_WHAT THE EXERCISE ASKS_. Restate the listing that follows word for word, without its pictures.

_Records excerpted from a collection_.
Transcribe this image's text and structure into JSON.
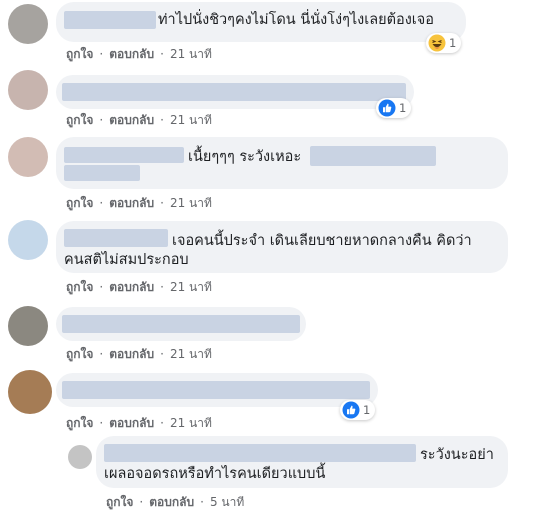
{
  "comments": [
    {
      "text": "ท่าไปนั่งชิวๆคงไม่โดน นี่นั่งโง่ๆไงเลยต้องเจอ",
      "like_label": "ถูกใจ",
      "reply_label": "ตอบกลับ",
      "time": "21 นาที",
      "reaction": {
        "type": "haha",
        "icon": "haha-emoji-icon",
        "count": "1"
      }
    },
    {
      "text": "",
      "like_label": "ถูกใจ",
      "reply_label": "ตอบกลับ",
      "time": "21 นาที",
      "reaction": {
        "type": "like",
        "icon": "like-thumb-icon",
        "count": "1"
      }
    },
    {
      "text": "เนื้ยๆๆๆ ระวังเหอะ",
      "like_label": "ถูกใจ",
      "reply_label": "ตอบกลับ",
      "time": "21 นาที"
    },
    {
      "text_line1": "เจอคนนี้ประจำ เดินเลียบชายหาดกลางคืน คิดว่า",
      "text_line2": "คนสติไม่สมประกอบ",
      "like_label": "ถูกใจ",
      "reply_label": "ตอบกลับ",
      "time": "21 นาที"
    },
    {
      "text": "",
      "like_label": "ถูกใจ",
      "reply_label": "ตอบกลับ",
      "time": "21 นาที"
    },
    {
      "text": "",
      "like_label": "ถูกใจ",
      "reply_label": "ตอบกลับ",
      "time": "21 นาที",
      "reaction": {
        "type": "like",
        "icon": "like-thumb-icon",
        "count": "1"
      }
    }
  ],
  "reply": {
    "text_line1": "ระวังนะอย่า",
    "text_line2": "เผลอจอดรถหรือทำไรคนเดียวแบบนี้",
    "like_label": "ถูกใจ",
    "reply_label": "ตอบกลับ",
    "time": "5 นาที"
  },
  "separator": "·",
  "colors": {
    "bubble": "#f0f2f5",
    "redacted": "#c9d3e3",
    "like_blue": "#1877f2",
    "meta": "#65676b"
  }
}
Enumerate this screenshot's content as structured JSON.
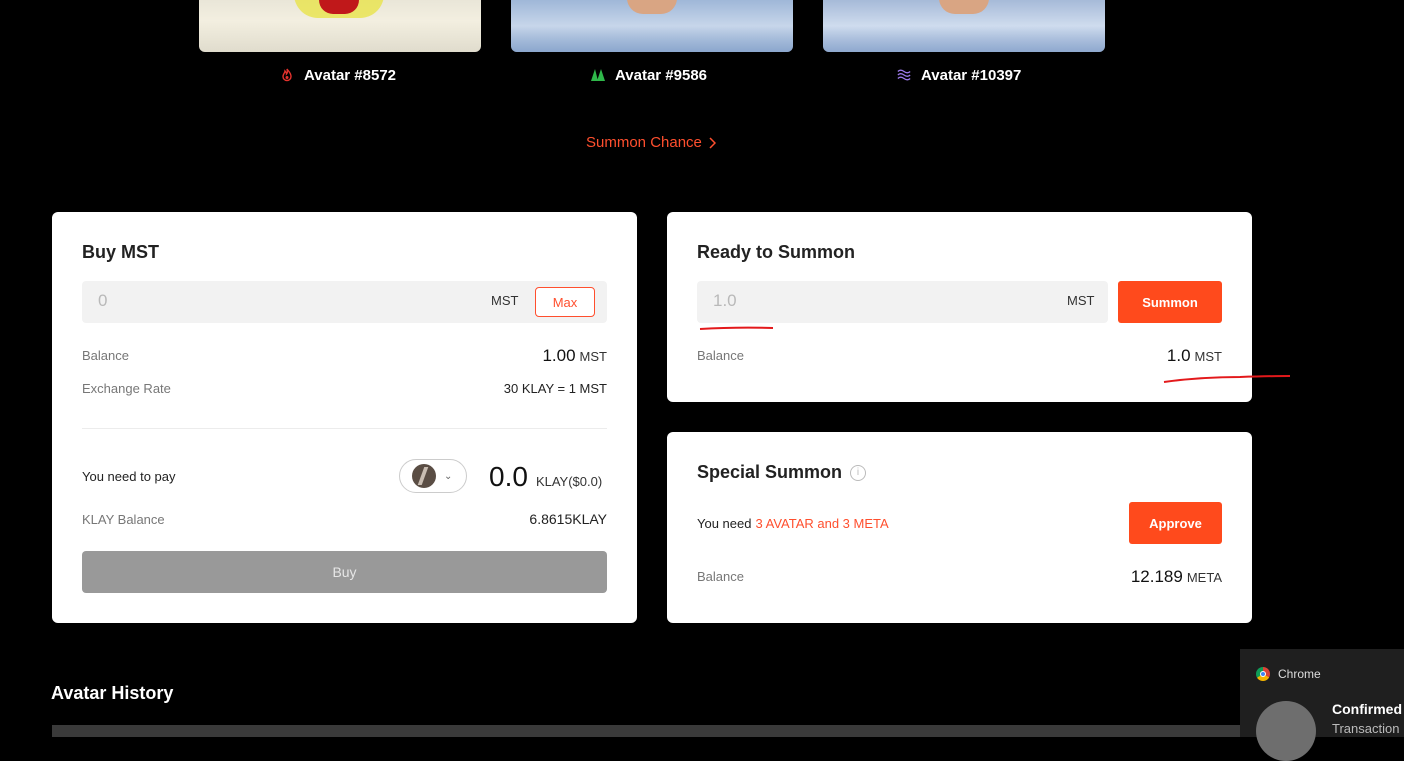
{
  "avatars": [
    {
      "name": "Avatar #8572",
      "element_icon": "fire-icon",
      "color": "#e5322d"
    },
    {
      "name": "Avatar #9586",
      "element_icon": "leaf-icon",
      "color": "#2fb84a"
    },
    {
      "name": "Avatar #10397",
      "element_icon": "wave-icon",
      "color": "#9b79e8"
    }
  ],
  "summon_chance": {
    "label": "Summon Chance",
    "icon": "chevron-right-icon"
  },
  "buy_mst": {
    "title": "Buy MST",
    "input_value": "0",
    "input_unit": "MST",
    "max_label": "Max",
    "balance_label": "Balance",
    "balance_value": "1.00",
    "balance_unit": "MST",
    "exchange_label": "Exchange Rate",
    "exchange_value": "30 KLAY = 1 MST",
    "pay_label": "You need to pay",
    "pay_token_icon": "klay-logo-icon",
    "pay_value": "0.0",
    "pay_unit": "KLAY($0.0)",
    "klay_balance_label": "KLAY Balance",
    "klay_balance_value": "6.8615KLAY",
    "buy_label": "Buy"
  },
  "ready_summon": {
    "title": "Ready to Summon",
    "input_value": "1.0",
    "input_unit": "MST",
    "summon_label": "Summon",
    "balance_label": "Balance",
    "balance_value": "1.0",
    "balance_unit": "MST"
  },
  "special_summon": {
    "title": "Special Summon",
    "info_icon": "info-icon",
    "need_prefix": "You need",
    "need_requirement": "3 AVATAR and 3 META",
    "approve_label": "Approve",
    "balance_label": "Balance",
    "balance_value": "12.189",
    "balance_unit": "META"
  },
  "history": {
    "title": "Avatar History"
  },
  "notification": {
    "app": "Chrome",
    "title": "Confirmed",
    "subtitle": "Transaction"
  },
  "colors": {
    "accent": "#ff4a1c",
    "background": "#000000",
    "panel": "#ffffff"
  }
}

_PROBLEM SOLUTION_.
Transcribe this image's text and structure into JSON.
{
  "comments": [
    {
      "text": "ท่าไปนั่งชิวๆคงไม่โดน นี่นั่งโง่ๆไงเลยต้องเจอ",
      "like_label": "ถูกใจ",
      "reply_label": "ตอบกลับ",
      "time": "21 นาที",
      "reaction": {
        "type": "haha",
        "icon": "haha-emoji-icon",
        "count": "1"
      }
    },
    {
      "text": "",
      "like_label": "ถูกใจ",
      "reply_label": "ตอบกลับ",
      "time": "21 นาที",
      "reaction": {
        "type": "like",
        "icon": "like-thumb-icon",
        "count": "1"
      }
    },
    {
      "text": "เนื้ยๆๆๆ ระวังเหอะ",
      "like_label": "ถูกใจ",
      "reply_label": "ตอบกลับ",
      "time": "21 นาที"
    },
    {
      "text_line1": "เจอคนนี้ประจำ เดินเลียบชายหาดกลางคืน คิดว่า",
      "text_line2": "คนสติไม่สมประกอบ",
      "like_label": "ถูกใจ",
      "reply_label": "ตอบกลับ",
      "time": "21 นาที"
    },
    {
      "text": "",
      "like_label": "ถูกใจ",
      "reply_label": "ตอบกลับ",
      "time": "21 นาที"
    },
    {
      "text": "",
      "like_label": "ถูกใจ",
      "reply_label": "ตอบกลับ",
      "time": "21 นาที",
      "reaction": {
        "type": "like",
        "icon": "like-thumb-icon",
        "count": "1"
      }
    }
  ],
  "reply": {
    "text_line1": "ระวังนะอย่า",
    "text_line2": "เผลอจอดรถหรือทำไรคนเดียวแบบนี้",
    "like_label": "ถูกใจ",
    "reply_label": "ตอบกลับ",
    "time": "5 นาที"
  },
  "separator": "·",
  "colors": {
    "bubble": "#f0f2f5",
    "redacted": "#c9d3e3",
    "like_blue": "#1877f2",
    "meta": "#65676b"
  }
}
Enumerate this screenshot's content as structured JSON.
{
  "avatars": [
    {
      "name": "Avatar #8572",
      "element_icon": "fire-icon",
      "color": "#e5322d"
    },
    {
      "name": "Avatar #9586",
      "element_icon": "leaf-icon",
      "color": "#2fb84a"
    },
    {
      "name": "Avatar #10397",
      "element_icon": "wave-icon",
      "color": "#9b79e8"
    }
  ],
  "summon_chance": {
    "label": "Summon Chance",
    "icon": "chevron-right-icon"
  },
  "buy_mst": {
    "title": "Buy MST",
    "input_value": "0",
    "input_unit": "MST",
    "max_label": "Max",
    "balance_label": "Balance",
    "balance_value": "1.00",
    "balance_unit": "MST",
    "exchange_label": "Exchange Rate",
    "exchange_value": "30 KLAY = 1 MST",
    "pay_label": "You need to pay",
    "pay_token_icon": "klay-logo-icon",
    "pay_value": "0.0",
    "pay_unit": "KLAY($0.0)",
    "klay_balance_label": "KLAY Balance",
    "klay_balance_value": "6.8615KLAY",
    "buy_label": "Buy"
  },
  "ready_summon": {
    "title": "Ready to Summon",
    "input_value": "1.0",
    "input_unit": "MST",
    "summon_label": "Summon",
    "balance_label": "Balance",
    "balance_value": "1.0",
    "balance_unit": "MST"
  },
  "special_summon": {
    "title": "Special Summon",
    "info_icon": "info-icon",
    "need_prefix": "You need",
    "need_requirement": "3 AVATAR and 3 META",
    "approve_label": "Approve",
    "balance_label": "Balance",
    "balance_value": "12.189",
    "balance_unit": "META"
  },
  "history": {
    "title": "Avatar History"
  },
  "notification": {
    "app": "Chrome",
    "title": "Confirmed",
    "subtitle": "Transaction"
  },
  "colors": {
    "accent": "#ff4a1c",
    "background": "#000000",
    "panel": "#ffffff"
  }
}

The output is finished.